■ Task to complete ■
Omit all pictures. Copy the rest of the material exactly.

----- Available data -----

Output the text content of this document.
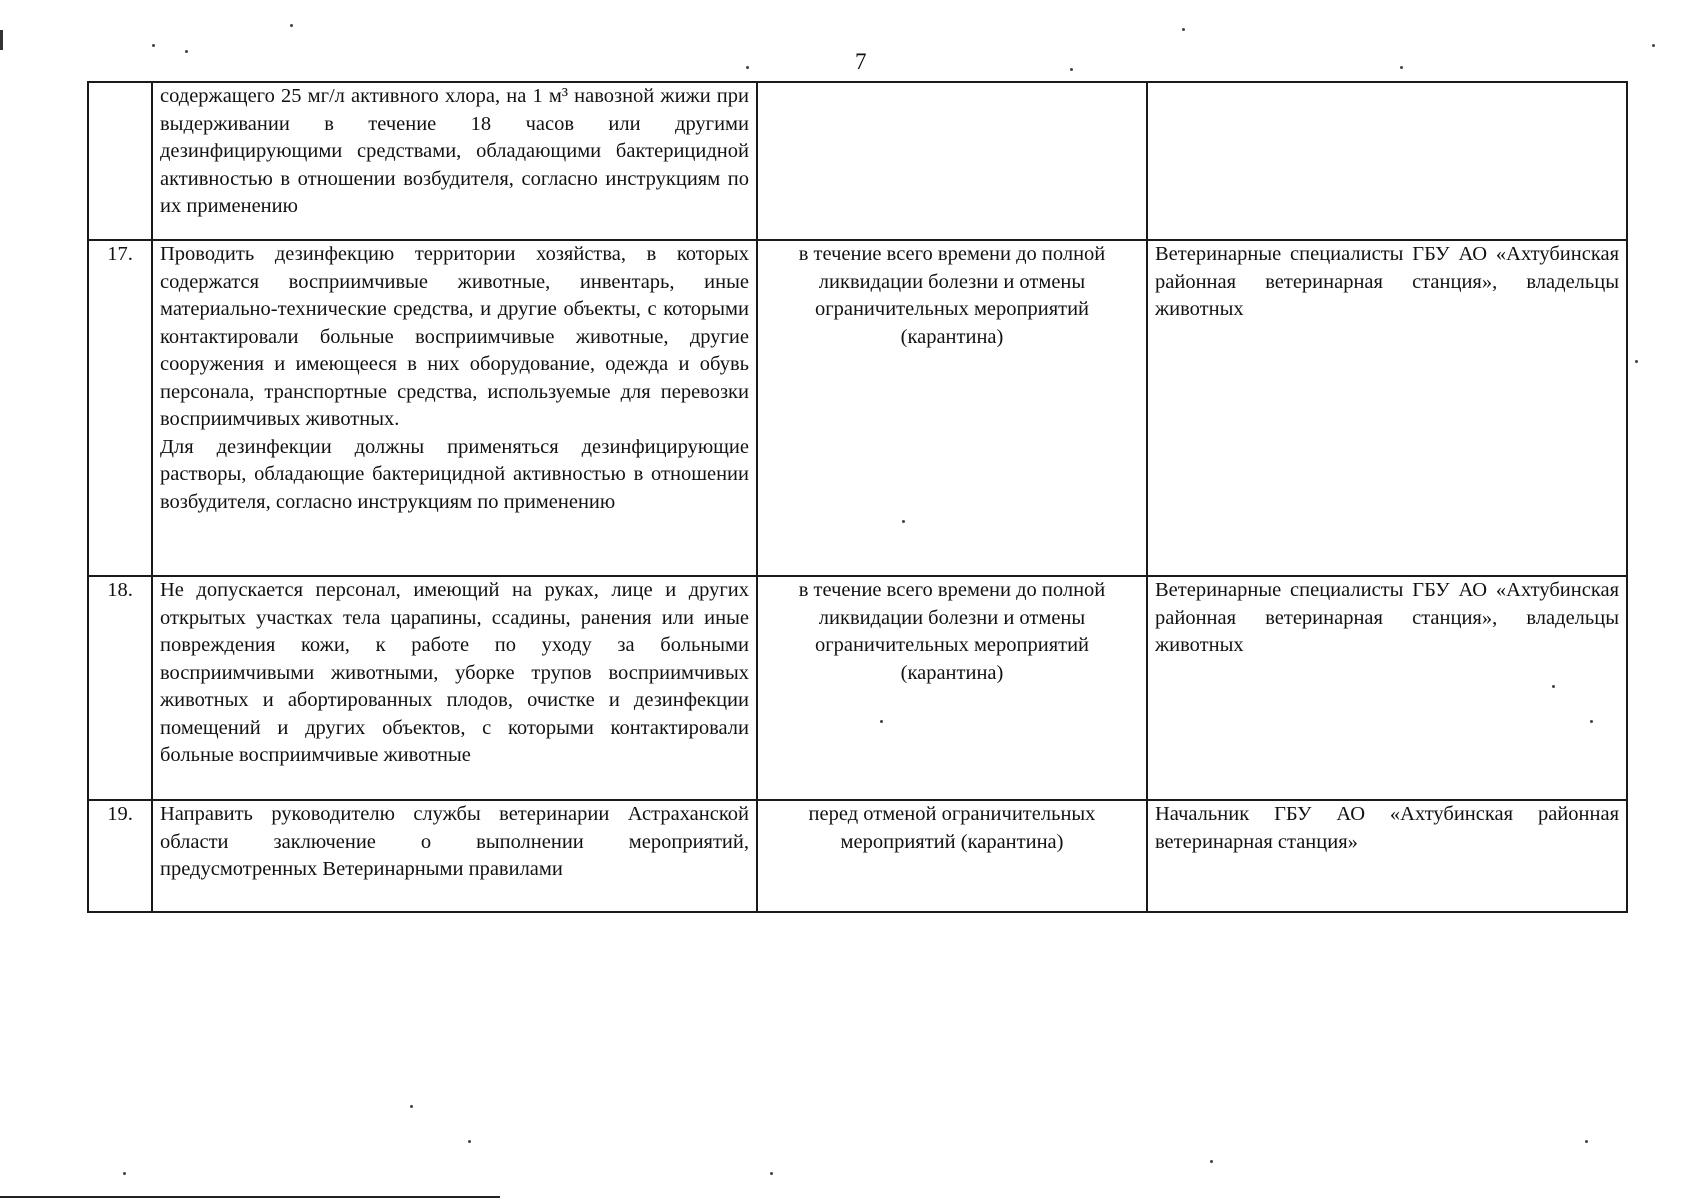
7

	содержащего 25 мг/л активного хлора, на 1 м³ навозной жижи при выдерживании в течение 18 часов или другими дезинфицирующими средствами, обладающими бактерицидной активностью в отношении возбудителя, согласно инструкциям по их применению		

17.	Проводить дезинфекцию территории хозяйства, в которых содержатся восприимчивые животные, инвентарь, иные материально-технические средства, и другие объекты, с которыми контактировали больные восприимчивые животные, другие сооружения и имеющееся в них оборудование, одежда и обувь персонала, транспортные средства, используемые для перевозки восприимчивых животных.
Для дезинфекции должны применяться дезинфицирующие растворы, обладающие бактерицидной активностью в отношении возбудителя, согласно инструкциям по применению	в течение всего времени до полной ликвидации болезни и отмены ограничительных мероприятий (карантина)	Ветеринарные специалисты ГБУ АО «Ахтубинская районная ветеринарная станция», владельцы животных
18.	Не допускается персонал, имеющий на руках, лице и других открытых участках тела царапины, ссадины, ранения или иные повреждения кожи, к работе по уходу за больными восприимчивыми животными, уборке трупов восприимчивых животных и абортированных плодов, очистке и дезинфекции помещений и других объектов, с которыми контактировали больные восприимчивые животные	в течение всего времени до полной ликвидации болезни и отмены ограничительных мероприятий (карантина)	Ветеринарные специалисты ГБУ АО «Ахтубинская районная ветеринарная станция», владельцы животных
19.	Направить руководителю службы ветеринарии Астраханской области заключение о выполнении мероприятий, предусмотренных Ветеринарными правилами	перед отменой ограничительных мероприятий (карантина)	Начальник ГБУ АО «Ахтубинская районная ветеринарная станция»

-----

■ Response to this exercise ■
Output the text content of this document.
7

	содержащего 25 мг/л активного хлора, на 1 м³ навозной жижи при выдерживании в течение 18 часов или другими дезинфицирующими средствами, обладающими бактерицидной активностью в отношении возбудителя, согласно инструкциям по их применению		

17.	Проводить дезинфекцию территории хозяйства, в которых содержатся восприимчивые животные, инвентарь, иные материально-технические средства, и другие объекты, с которыми контактировали больные восприимчивые животные, другие сооружения и имеющееся в них оборудование, одежда и обувь персонала, транспортные средства, используемые для перевозки восприимчивых животных.
Для дезинфекции должны применяться дезинфицирующие растворы, обладающие бактерицидной активностью в отношении возбудителя, согласно инструкциям по применению	в течение всего времени до полной ликвидации болезни и отмены ограничительных мероприятий (карантина)	Ветеринарные специалисты ГБУ АО «Ахтубинская районная ветеринарная станция», владельцы животных
18.	Не допускается персонал, имеющий на руках, лице и других открытых участках тела царапины, ссадины, ранения или иные повреждения кожи, к работе по уходу за больными восприимчивыми животными, уборке трупов восприимчивых животных и абортированных плодов, очистке и дезинфекции помещений и других объектов, с которыми контактировали больные восприимчивые животные	в течение всего времени до полной ликвидации болезни и отмены ограничительных мероприятий (карантина)	Ветеринарные специалисты ГБУ АО «Ахтубинская районная ветеринарная станция», владельцы животных
19.	Направить руководителю службы ветеринарии Астраханской области заключение о выполнении мероприятий, предусмотренных Ветеринарными правилами	перед отменой ограничительных мероприятий (карантина)	Начальник ГБУ АО «Ахтубинская районная ветеринарная станция»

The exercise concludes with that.